Write out the lines of the material again, swapping each occurrence of "text-line" for "line-of-text" and leaving everything else unchanged.

Dataset entries:
"""

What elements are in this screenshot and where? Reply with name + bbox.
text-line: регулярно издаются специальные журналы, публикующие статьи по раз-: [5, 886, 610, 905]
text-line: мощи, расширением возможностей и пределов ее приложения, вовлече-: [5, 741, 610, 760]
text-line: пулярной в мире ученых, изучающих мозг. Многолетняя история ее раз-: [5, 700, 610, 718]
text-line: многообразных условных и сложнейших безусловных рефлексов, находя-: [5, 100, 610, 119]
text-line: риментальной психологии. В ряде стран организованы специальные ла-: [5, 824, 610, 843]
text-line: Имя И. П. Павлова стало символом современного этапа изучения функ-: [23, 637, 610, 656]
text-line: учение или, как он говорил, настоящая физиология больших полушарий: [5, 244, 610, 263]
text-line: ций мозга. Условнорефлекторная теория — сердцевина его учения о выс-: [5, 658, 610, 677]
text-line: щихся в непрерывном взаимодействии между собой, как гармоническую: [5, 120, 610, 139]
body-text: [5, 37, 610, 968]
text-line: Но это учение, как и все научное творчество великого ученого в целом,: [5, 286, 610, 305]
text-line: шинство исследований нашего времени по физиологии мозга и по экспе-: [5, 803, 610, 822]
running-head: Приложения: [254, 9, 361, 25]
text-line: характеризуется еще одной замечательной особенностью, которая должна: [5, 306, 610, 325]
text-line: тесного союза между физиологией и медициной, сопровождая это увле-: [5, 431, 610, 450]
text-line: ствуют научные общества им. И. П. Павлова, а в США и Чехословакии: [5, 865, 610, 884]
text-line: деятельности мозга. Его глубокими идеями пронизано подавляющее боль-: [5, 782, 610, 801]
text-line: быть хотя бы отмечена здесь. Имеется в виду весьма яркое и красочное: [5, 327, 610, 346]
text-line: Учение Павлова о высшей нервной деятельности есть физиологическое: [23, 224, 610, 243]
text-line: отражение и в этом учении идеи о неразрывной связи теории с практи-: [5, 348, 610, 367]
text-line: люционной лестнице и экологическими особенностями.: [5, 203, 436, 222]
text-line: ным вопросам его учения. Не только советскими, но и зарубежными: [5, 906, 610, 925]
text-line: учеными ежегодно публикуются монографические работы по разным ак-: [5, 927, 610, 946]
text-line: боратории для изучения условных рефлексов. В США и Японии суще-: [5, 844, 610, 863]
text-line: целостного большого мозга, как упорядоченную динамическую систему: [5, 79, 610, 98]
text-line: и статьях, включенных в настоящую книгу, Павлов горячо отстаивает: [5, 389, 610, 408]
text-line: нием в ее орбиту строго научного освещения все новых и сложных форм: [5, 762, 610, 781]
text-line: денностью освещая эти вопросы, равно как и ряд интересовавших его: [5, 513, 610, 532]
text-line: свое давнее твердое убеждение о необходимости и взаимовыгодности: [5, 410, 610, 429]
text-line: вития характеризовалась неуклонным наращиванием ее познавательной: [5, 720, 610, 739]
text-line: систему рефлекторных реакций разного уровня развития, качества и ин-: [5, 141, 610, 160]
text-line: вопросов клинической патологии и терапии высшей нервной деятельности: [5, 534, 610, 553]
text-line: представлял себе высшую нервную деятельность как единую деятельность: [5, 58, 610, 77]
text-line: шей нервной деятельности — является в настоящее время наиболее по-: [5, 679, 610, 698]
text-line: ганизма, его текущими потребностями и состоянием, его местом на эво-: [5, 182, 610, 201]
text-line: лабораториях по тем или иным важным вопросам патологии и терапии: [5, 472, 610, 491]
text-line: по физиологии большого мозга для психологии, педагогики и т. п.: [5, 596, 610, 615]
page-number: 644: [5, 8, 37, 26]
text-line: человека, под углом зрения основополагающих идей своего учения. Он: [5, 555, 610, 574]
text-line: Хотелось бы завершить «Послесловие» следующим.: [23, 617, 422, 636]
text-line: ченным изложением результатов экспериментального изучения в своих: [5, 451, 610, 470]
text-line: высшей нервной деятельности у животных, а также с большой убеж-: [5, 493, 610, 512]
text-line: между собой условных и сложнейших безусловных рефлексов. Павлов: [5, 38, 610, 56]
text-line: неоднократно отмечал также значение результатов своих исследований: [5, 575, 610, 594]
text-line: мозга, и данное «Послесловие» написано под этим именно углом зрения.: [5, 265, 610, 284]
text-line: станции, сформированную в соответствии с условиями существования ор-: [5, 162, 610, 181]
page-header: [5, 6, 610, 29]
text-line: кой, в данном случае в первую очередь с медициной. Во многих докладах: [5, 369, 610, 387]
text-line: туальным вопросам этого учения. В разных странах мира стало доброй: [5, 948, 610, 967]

"""

| Response to this exercise |
What elements are in this screenshot and where? Reply with name + bbox.
line-of-text: регулярно издаются специальные журналы, публикующие статьи по раз-: [5, 886, 610, 905]
line-of-text: мощи, расширением возможностей и пределов ее приложения, вовлече-: [5, 741, 610, 760]
line-of-text: пулярной в мире ученых, изучающих мозг. Многолетняя история ее раз-: [5, 700, 610, 718]
line-of-text: многообразных условных и сложнейших безусловных рефлексов, находя-: [5, 100, 610, 119]
line-of-text: риментальной психологии. В ряде стран организованы специальные ла-: [5, 824, 610, 843]
line-of-text: Имя И. П. Павлова стало символом современного этапа изучения функ-: [23, 637, 610, 656]
line-of-text: учение или, как он говорил, настоящая физиология больших полушарий: [5, 244, 610, 263]
line-of-text: ций мозга. Условнорефлекторная теория — сердцевина его учения о выс-: [5, 658, 610, 677]
line-of-text: щихся в непрерывном взаимодействии между собой, как гармоническую: [5, 120, 610, 139]
body-text: [5, 37, 610, 968]
line-of-text: Но это учение, как и все научное творчество великого ученого в целом,: [5, 286, 610, 305]
line-of-text: шинство исследований нашего времени по физиологии мозга и по экспе-: [5, 803, 610, 822]
running-head: Приложения: [254, 9, 361, 25]
line-of-text: характеризуется еще одной замечательной особенностью, которая должна: [5, 306, 610, 325]
line-of-text: тесного союза между физиологией и медициной, сопровождая это увле-: [5, 431, 610, 450]
line-of-text: ствуют научные общества им. И. П. Павлова, а в США и Чехословакии: [5, 865, 610, 884]
line-of-text: деятельности мозга. Его глубокими идеями пронизано подавляющее боль-: [5, 782, 610, 801]
line-of-text: быть хотя бы отмечена здесь. Имеется в виду весьма яркое и красочное: [5, 327, 610, 346]
line-of-text: Учение Павлова о высшей нервной деятельности есть физиологическое: [23, 224, 610, 243]
line-of-text: отражение и в этом учении идеи о неразрывной связи теории с практи-: [5, 348, 610, 367]
line-of-text: люционной лестнице и экологическими особенностями.: [5, 203, 436, 222]
line-of-text: ным вопросам его учения. Не только советскими, но и зарубежными: [5, 906, 610, 925]
line-of-text: учеными ежегодно публикуются монографические работы по разным ак-: [5, 927, 610, 946]
line-of-text: боратории для изучения условных рефлексов. В США и Японии суще-: [5, 844, 610, 863]
line-of-text: целостного большого мозга, как упорядоченную динамическую систему: [5, 79, 610, 98]
line-of-text: и статьях, включенных в настоящую книгу, Павлов горячо отстаивает: [5, 389, 610, 408]
line-of-text: нием в ее орбиту строго научного освещения все новых и сложных форм: [5, 762, 610, 781]
line-of-text: денностью освещая эти вопросы, равно как и ряд интересовавших его: [5, 513, 610, 532]
line-of-text: свое давнее твердое убеждение о необходимости и взаимовыгодности: [5, 410, 610, 429]
line-of-text: вития характеризовалась неуклонным наращиванием ее познавательной: [5, 720, 610, 739]
line-of-text: систему рефлекторных реакций разного уровня развития, качества и ин-: [5, 141, 610, 160]
line-of-text: вопросов клинической патологии и терапии высшей нервной деятельности: [5, 534, 610, 553]
line-of-text: представлял себе высшую нервную деятельность как единую деятельность: [5, 58, 610, 77]
line-of-text: шей нервной деятельности — является в настоящее время наиболее по-: [5, 679, 610, 698]
line-of-text: ганизма, его текущими потребностями и состоянием, его местом на эво-: [5, 182, 610, 201]
line-of-text: лабораториях по тем или иным важным вопросам патологии и терапии: [5, 472, 610, 491]
line-of-text: по физиологии большого мозга для психологии, педагогики и т. п.: [5, 596, 610, 615]
page-number: 644: [5, 8, 37, 26]
line-of-text: человека, под углом зрения основополагающих идей своего учения. Он: [5, 555, 610, 574]
line-of-text: Хотелось бы завершить «Послесловие» следующим.: [23, 617, 422, 636]
line-of-text: ченным изложением результатов экспериментального изучения в своих: [5, 451, 610, 470]
line-of-text: высшей нервной деятельности у животных, а также с большой убеж-: [5, 493, 610, 512]
line-of-text: между собой условных и сложнейших безусловных рефлексов. Павлов: [5, 38, 610, 56]
line-of-text: неоднократно отмечал также значение результатов своих исследований: [5, 575, 610, 594]
line-of-text: мозга, и данное «Послесловие» написано под этим именно углом зрения.: [5, 265, 610, 284]
line-of-text: станции, сформированную в соответствии с условиями существования ор-: [5, 162, 610, 181]
page-header: [5, 6, 610, 29]
line-of-text: кой, в данном случае в первую очередь с медициной. Во многих докладах: [5, 369, 610, 387]
line-of-text: туальным вопросам этого учения. В разных странах мира стало доброй: [5, 948, 610, 967]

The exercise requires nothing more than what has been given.